# What is being asked:
Across the entries below, how many lines contain the word "Kühlschrank"? Give the number alone.

# Excerpted records:
****************

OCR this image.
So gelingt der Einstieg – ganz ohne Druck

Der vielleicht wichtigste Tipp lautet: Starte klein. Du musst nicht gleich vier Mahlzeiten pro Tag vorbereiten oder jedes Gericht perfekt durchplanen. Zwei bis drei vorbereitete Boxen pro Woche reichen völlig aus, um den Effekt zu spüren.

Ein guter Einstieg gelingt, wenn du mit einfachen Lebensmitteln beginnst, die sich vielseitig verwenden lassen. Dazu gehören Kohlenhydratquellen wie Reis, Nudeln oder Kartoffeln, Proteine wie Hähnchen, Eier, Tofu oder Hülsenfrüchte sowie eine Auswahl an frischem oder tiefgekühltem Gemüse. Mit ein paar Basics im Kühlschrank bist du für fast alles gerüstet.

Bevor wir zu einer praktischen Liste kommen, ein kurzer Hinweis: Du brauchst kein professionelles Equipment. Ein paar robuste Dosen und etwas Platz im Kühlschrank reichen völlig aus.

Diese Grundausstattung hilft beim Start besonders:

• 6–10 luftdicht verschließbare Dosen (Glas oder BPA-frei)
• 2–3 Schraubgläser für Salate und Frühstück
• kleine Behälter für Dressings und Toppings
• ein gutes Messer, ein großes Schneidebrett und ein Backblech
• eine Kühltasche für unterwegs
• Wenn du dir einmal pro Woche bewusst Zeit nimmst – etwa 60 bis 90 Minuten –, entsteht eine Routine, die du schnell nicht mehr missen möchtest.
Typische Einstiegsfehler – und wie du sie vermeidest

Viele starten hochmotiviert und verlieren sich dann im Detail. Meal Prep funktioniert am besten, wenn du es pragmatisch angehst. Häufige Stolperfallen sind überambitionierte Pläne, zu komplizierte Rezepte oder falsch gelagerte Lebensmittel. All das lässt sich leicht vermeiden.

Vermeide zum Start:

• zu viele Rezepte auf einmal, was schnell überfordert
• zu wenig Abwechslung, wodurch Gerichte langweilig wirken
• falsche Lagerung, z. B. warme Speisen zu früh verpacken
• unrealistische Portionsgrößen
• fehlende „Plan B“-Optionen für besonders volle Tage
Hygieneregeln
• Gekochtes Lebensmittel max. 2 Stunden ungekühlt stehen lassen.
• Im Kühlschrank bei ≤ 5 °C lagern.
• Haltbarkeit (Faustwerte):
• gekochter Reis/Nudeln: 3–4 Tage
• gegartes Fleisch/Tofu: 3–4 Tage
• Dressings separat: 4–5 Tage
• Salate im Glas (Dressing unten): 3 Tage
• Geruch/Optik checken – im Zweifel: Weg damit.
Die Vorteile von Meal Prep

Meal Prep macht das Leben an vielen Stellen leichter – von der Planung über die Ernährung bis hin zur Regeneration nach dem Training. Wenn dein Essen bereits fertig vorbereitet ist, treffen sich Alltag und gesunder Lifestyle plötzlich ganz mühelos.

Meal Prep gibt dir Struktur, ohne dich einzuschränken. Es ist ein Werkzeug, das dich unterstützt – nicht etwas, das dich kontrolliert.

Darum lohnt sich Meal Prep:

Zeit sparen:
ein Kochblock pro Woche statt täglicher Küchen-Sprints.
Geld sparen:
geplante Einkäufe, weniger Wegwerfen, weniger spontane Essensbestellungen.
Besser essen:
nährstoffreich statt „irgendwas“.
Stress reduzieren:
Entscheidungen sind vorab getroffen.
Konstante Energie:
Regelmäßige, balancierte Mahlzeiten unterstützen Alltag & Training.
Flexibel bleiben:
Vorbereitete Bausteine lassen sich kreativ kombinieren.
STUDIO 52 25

****************

# Exercise result:
3